Reproduce the records below in full and exactly, without their images.
------ Data supplied ------
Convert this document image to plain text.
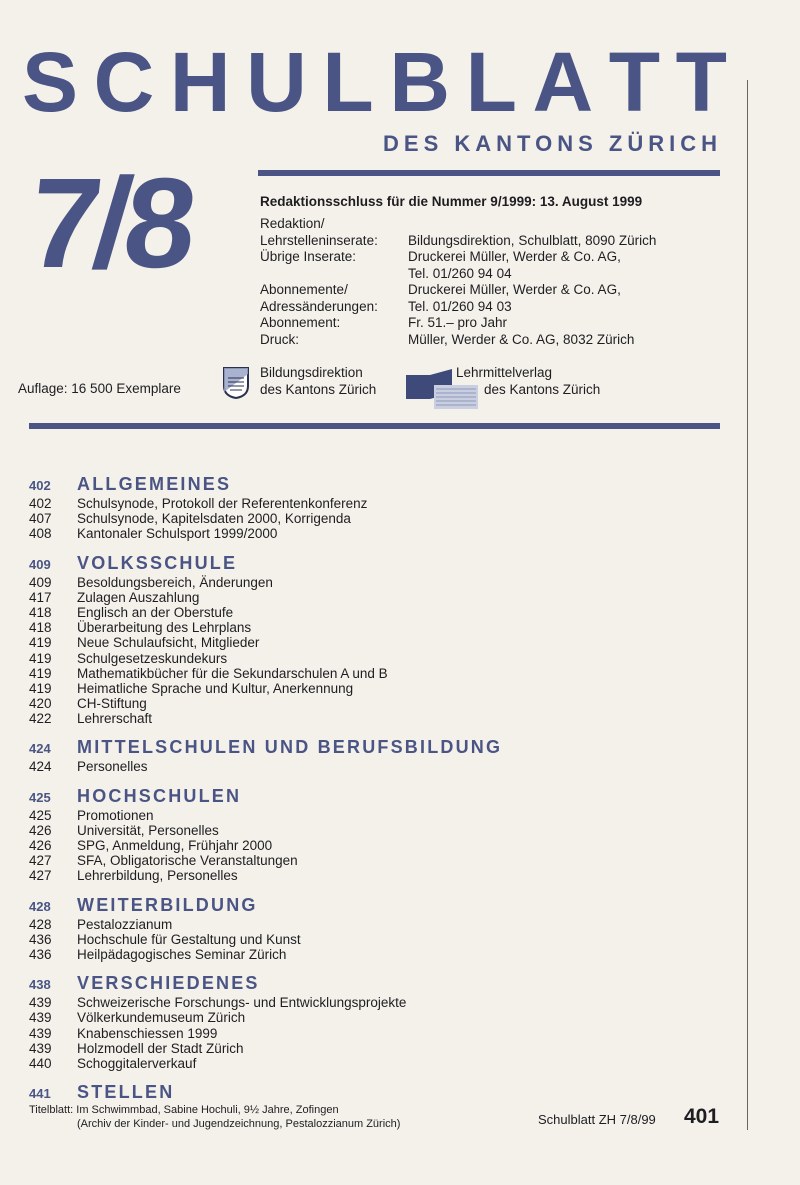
S C H U L B L A T T
DES KANTONS ZÜRICH
7/8	Redaktionsschluss für die Nummer 9/1999: 13. August 1999
Redaktion/
Lehrstelleninserate: Bildungsdirektion, Schulblatt, 8090 Zürich
Übrige Inserate:	Druckerei Müller, Werder & Co. AG,
Tel. 01/260 94 04
Abonnemente/	Druckerei Müller, Werder & Co. AG,
Adressänderungen: Tel. 01/260 94 03
Abonnement:	Fr. 51.– pro Jahr
Druck:	Müller, Werder & Co. AG, 8032 Zürich
Auflage: 16 500 Exemplare
Bildungsdirektion
des Kantons Zürich
Lehrmittelverlag
des Kantons Zürich
402	ALLGEMEINES
402	Schulsynode, Protokoll der Referentenkonferenz
407	Schulsynode, Kapitelsdaten 2000, Korrigenda
408	Kantonaler Schulsport 1999/2000
409	VOLKSSCHULE
409	Besoldungsbereich, Änderungen
417	Zulagen Auszahlung
418	Englisch an der Oberstufe
418	Überarbeitung des Lehrplans
419	Neue Schulaufsicht, Mitglieder
419	Schulgesetzeskundekurs
419	Mathematikbücher für die Sekundarschulen A und B
419	Heimatliche Sprache und Kultur, Anerkennung
420	CH-Stiftung
422	Lehrerschaft
424	MITTELSCHULEN UND BERUFSBILDUNG
424	Personelles
425	HOCHSCHULEN
425	Promotionen
426	Universität, Personelles
426	SPG, Anmeldung, Frühjahr 2000
427	SFA, Obligatorische Veranstaltungen
427	Lehrerbildung, Personelles
428	WEITERBILDUNG
428	Pestalozzianum
436	Hochschule für Gestaltung und Kunst
436	Heilpädagogisches Seminar Zürich
438	VERSCHIEDENES
439	Schweizerische Forschungs- und Entwicklungsprojekte
439	Völkerkundemuseum Zürich
439	Knabenschiessen 1999
439	Holzmodell der Stadt Zürich
440	Schoggitalerverkauf
441	STELLEN
Titelblatt: Im Schwimmbad, Sabine Hochuli, 9½ Jahre, Zofingen
(Archiv der Kinder- und Jugendzeichnung, Pestalozzianum Zürich)	Schulblatt ZH 7/8/99 401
------
[Expected answer]
Convert this document image to plain text.
S C H U L B L A T T
DES KANTONS ZÜRICH
7/8	Redaktionsschluss für die Nummer 9/1999: 13. August 1999
Redaktion/
Lehrstelleninserate: Bildungsdirektion, Schulblatt, 8090 Zürich
Übrige Inserate:	Druckerei Müller, Werder & Co. AG,
Tel. 01/260 94 04
Abonnemente/	Druckerei Müller, Werder & Co. AG,
Adressänderungen: Tel. 01/260 94 03
Abonnement:	Fr. 51.– pro Jahr
Druck:	Müller, Werder & Co. AG, 8032 Zürich
Auflage: 16 500 Exemplare
Bildungsdirektion
des Kantons Zürich
Lehrmittelverlag
des Kantons Zürich
402	ALLGEMEINES
402	Schulsynode, Protokoll der Referentenkonferenz
407	Schulsynode, Kapitelsdaten 2000, Korrigenda
408	Kantonaler Schulsport 1999/2000
409	VOLKSSCHULE
409	Besoldungsbereich, Änderungen
417	Zulagen Auszahlung
418	Englisch an der Oberstufe
418	Überarbeitung des Lehrplans
419	Neue Schulaufsicht, Mitglieder
419	Schulgesetzeskundekurs
419	Mathematikbücher für die Sekundarschulen A und B
419	Heimatliche Sprache und Kultur, Anerkennung
420	CH-Stiftung
422	Lehrerschaft
424	MITTELSCHULEN UND BERUFSBILDUNG
424	Personelles
425	HOCHSCHULEN
425	Promotionen
426	Universität, Personelles
426	SPG, Anmeldung, Frühjahr 2000
427	SFA, Obligatorische Veranstaltungen
427	Lehrerbildung, Personelles
428	WEITERBILDUNG
428	Pestalozzianum
436	Hochschule für Gestaltung und Kunst
436	Heilpädagogisches Seminar Zürich
438	VERSCHIEDENES
439	Schweizerische Forschungs- und Entwicklungsprojekte
439	Völkerkundemuseum Zürich
439	Knabenschiessen 1999
439	Holzmodell der Stadt Zürich
440	Schoggitalerverkauf
441	STELLEN
Titelblatt: Im Schwimmbad, Sabine Hochuli, 9½ Jahre, Zofingen
(Archiv der Kinder- und Jugendzeichnung, Pestalozzianum Zürich)	Schulblatt ZH 7/8/99 401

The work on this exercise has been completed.